SHORT EXERCISE.
Make an exact copy of all the entries, with the pictures left out.

--- BEGIN SOURCE MATERIAL ---

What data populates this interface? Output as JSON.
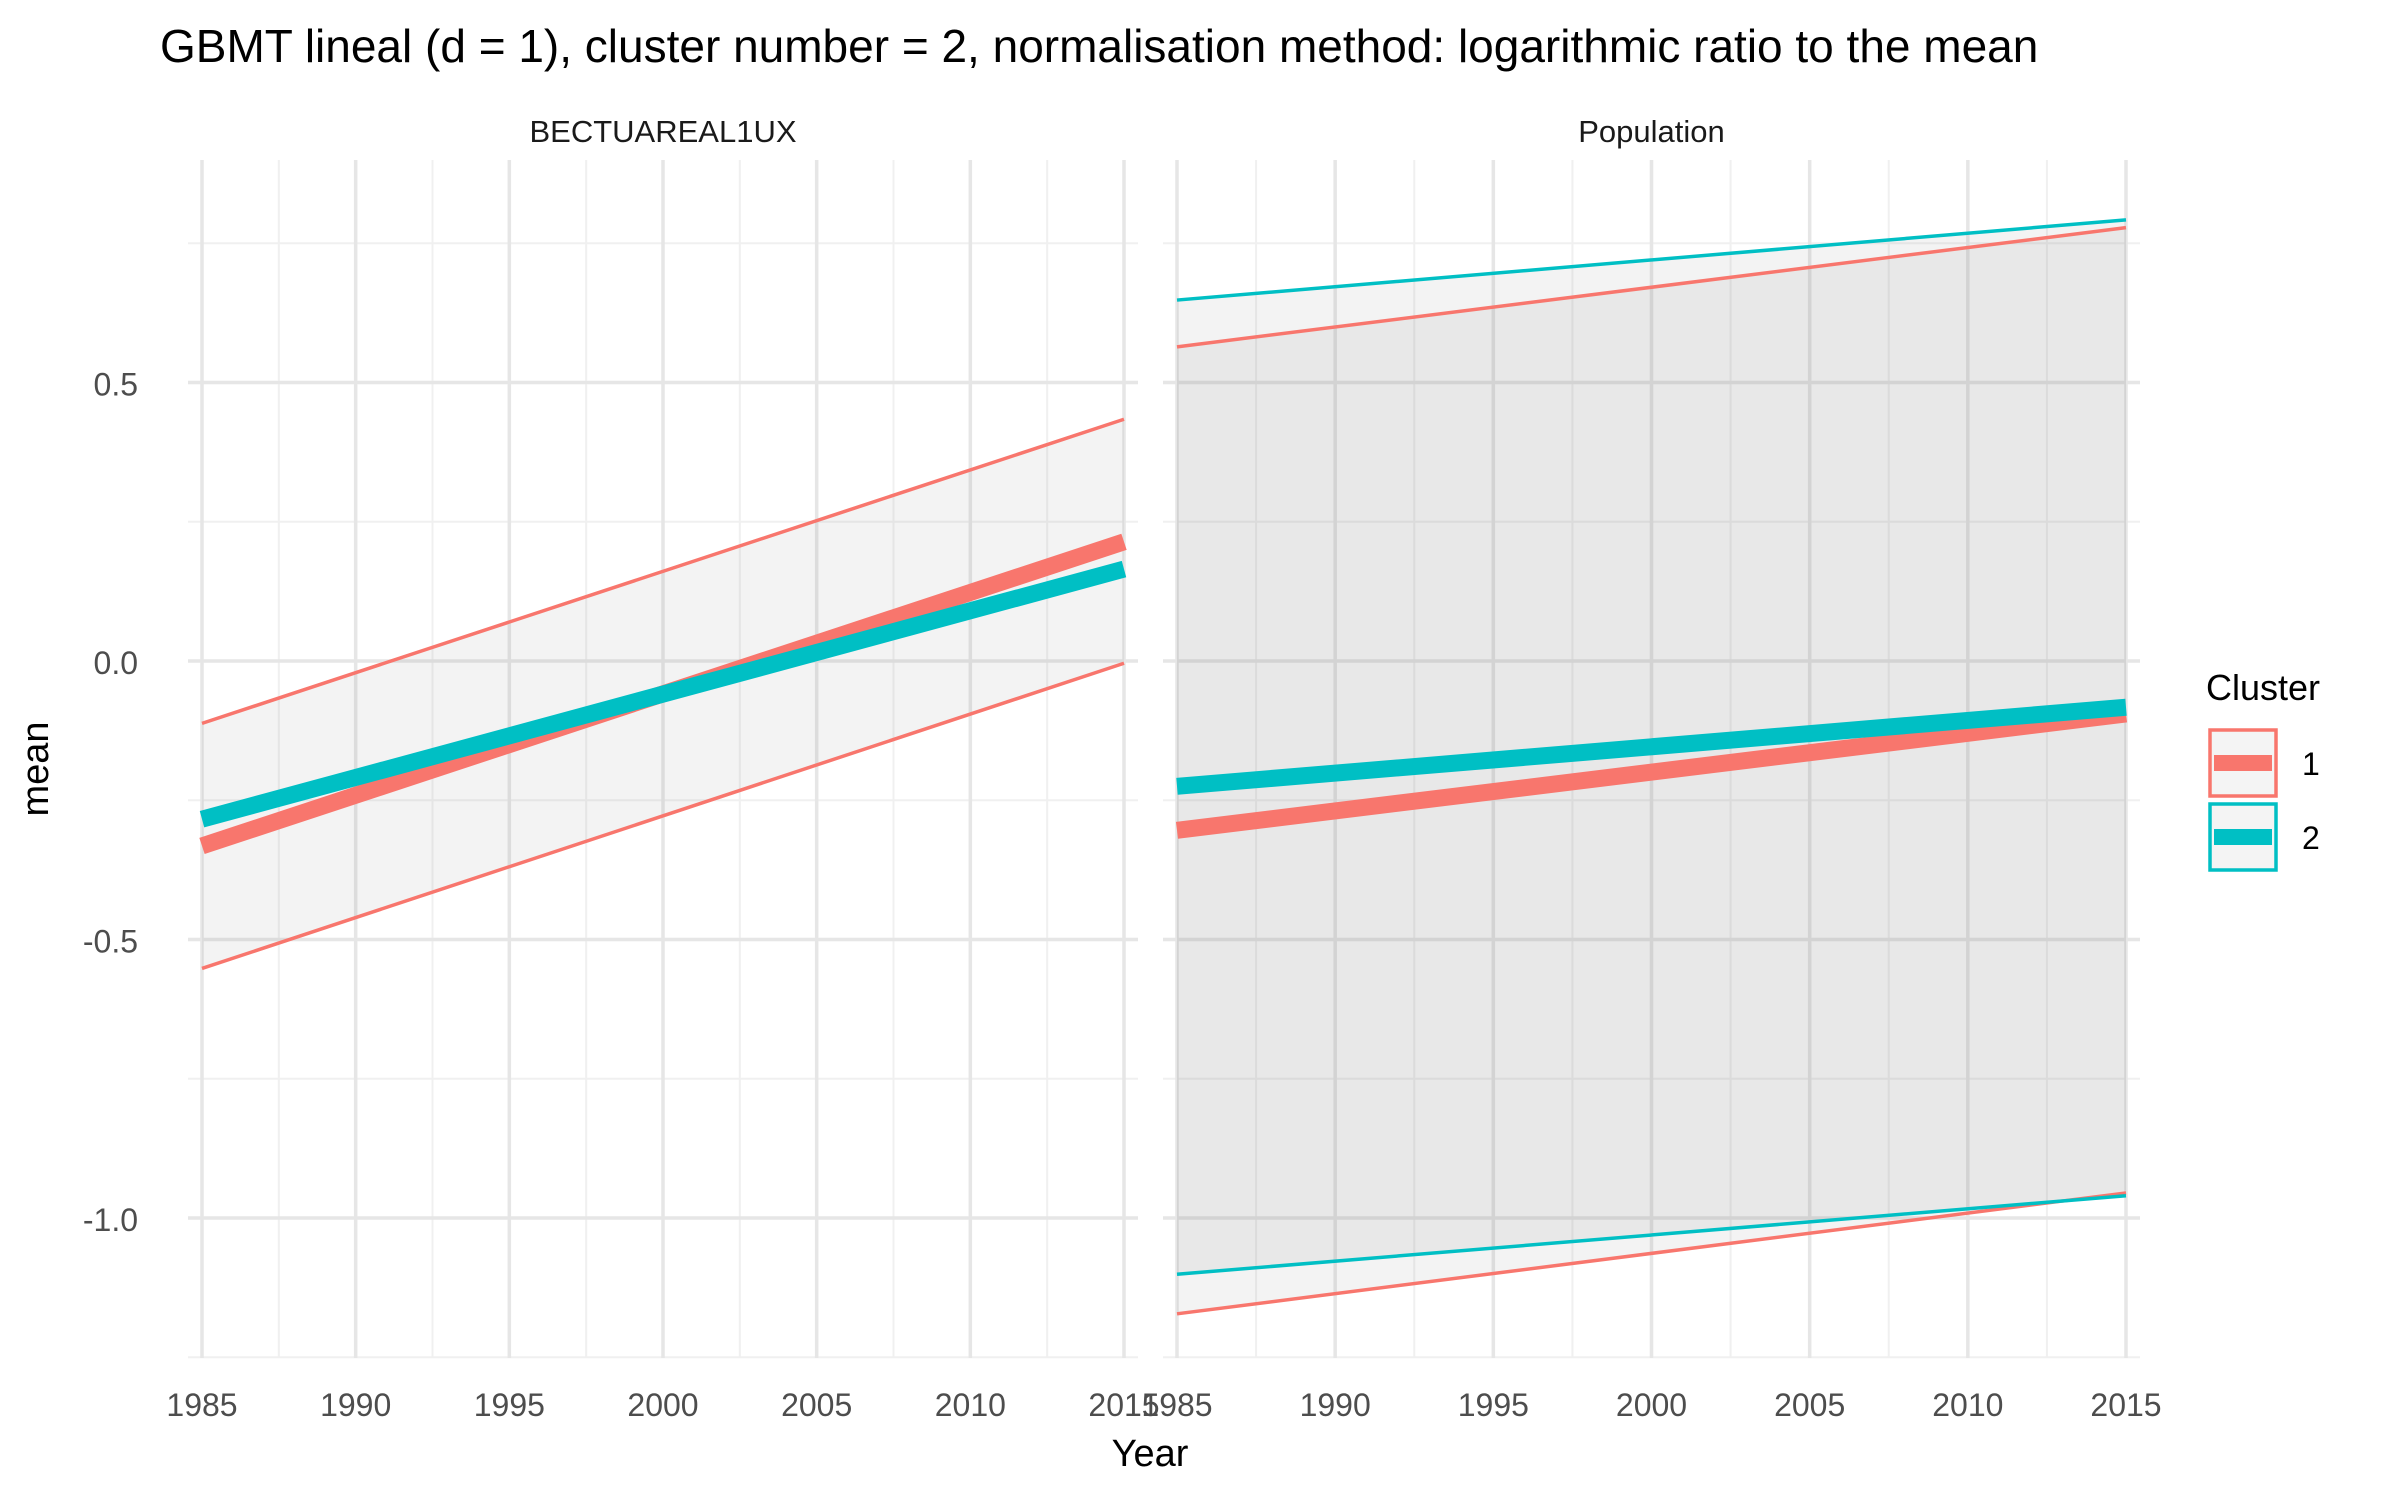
{
  "chart_data": {
    "type": "line",
    "title": "GBMT lineal (d = 1), cluster number = 2, normalisation method: logarithmic ratio to the mean",
    "xlabel": "Year",
    "ylabel": "mean",
    "xlim": [
      1985,
      2015
    ],
    "ylim": [
      -1.25,
      0.8
    ],
    "x_ticks": [
      "1985",
      "1990",
      "1995",
      "2000",
      "2005",
      "2010",
      "2015"
    ],
    "y_ticks": [
      "0.5",
      "0.0",
      "-0.5",
      "-1.0"
    ],
    "grid": true,
    "legend": {
      "title": "Cluster",
      "position": "right",
      "entries": [
        {
          "label": "1",
          "color": "#F8766D"
        },
        {
          "label": "2",
          "color": "#00BFC4"
        }
      ]
    },
    "panels": [
      {
        "title": "BECTUAREAL1UX",
        "series": [
          {
            "name": "1",
            "color": "#F8766D",
            "x": [
              1985,
              2015
            ],
            "mean": [
              -0.332,
              0.214
            ],
            "lower": [
              -0.552,
              -0.004
            ],
            "upper": [
              -0.112,
              0.434
            ]
          },
          {
            "name": "2",
            "color": "#00BFC4",
            "x": [
              1985,
              2015
            ],
            "mean": [
              -0.284,
              0.165
            ]
          }
        ]
      },
      {
        "title": "Population",
        "series": [
          {
            "name": "1",
            "color": "#F8766D",
            "x": [
              1985,
              2015
            ],
            "mean": [
              -0.304,
              -0.095
            ],
            "lower": [
              -1.172,
              -0.955
            ],
            "upper": [
              0.564,
              0.778
            ]
          },
          {
            "name": "2",
            "color": "#00BFC4",
            "x": [
              1985,
              2015
            ],
            "mean": [
              -0.225,
              -0.083
            ],
            "lower": [
              -1.101,
              -0.96
            ],
            "upper": [
              0.648,
              0.792
            ]
          }
        ]
      }
    ]
  }
}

--- END SOURCE MATERIAL ---

THE REPLY.
What data populates this interface? Output as JSON.
{
  "chart_data": {
    "type": "line",
    "title": "GBMT lineal (d = 1), cluster number = 2, normalisation method: logarithmic ratio to the mean",
    "xlabel": "Year",
    "ylabel": "mean",
    "xlim": [
      1985,
      2015
    ],
    "ylim": [
      -1.25,
      0.8
    ],
    "x_ticks": [
      "1985",
      "1990",
      "1995",
      "2000",
      "2005",
      "2010",
      "2015"
    ],
    "y_ticks": [
      "0.5",
      "0.0",
      "-0.5",
      "-1.0"
    ],
    "grid": true,
    "legend": {
      "title": "Cluster",
      "position": "right",
      "entries": [
        {
          "label": "1",
          "color": "#F8766D"
        },
        {
          "label": "2",
          "color": "#00BFC4"
        }
      ]
    },
    "panels": [
      {
        "title": "BECTUAREAL1UX",
        "series": [
          {
            "name": "1",
            "color": "#F8766D",
            "x": [
              1985,
              2015
            ],
            "mean": [
              -0.332,
              0.214
            ],
            "lower": [
              -0.552,
              -0.004
            ],
            "upper": [
              -0.112,
              0.434
            ]
          },
          {
            "name": "2",
            "color": "#00BFC4",
            "x": [
              1985,
              2015
            ],
            "mean": [
              -0.284,
              0.165
            ]
          }
        ]
      },
      {
        "title": "Population",
        "series": [
          {
            "name": "1",
            "color": "#F8766D",
            "x": [
              1985,
              2015
            ],
            "mean": [
              -0.304,
              -0.095
            ],
            "lower": [
              -1.172,
              -0.955
            ],
            "upper": [
              0.564,
              0.778
            ]
          },
          {
            "name": "2",
            "color": "#00BFC4",
            "x": [
              1985,
              2015
            ],
            "mean": [
              -0.225,
              -0.083
            ],
            "lower": [
              -1.101,
              -0.96
            ],
            "upper": [
              0.648,
              0.792
            ]
          }
        ]
      }
    ]
  }
}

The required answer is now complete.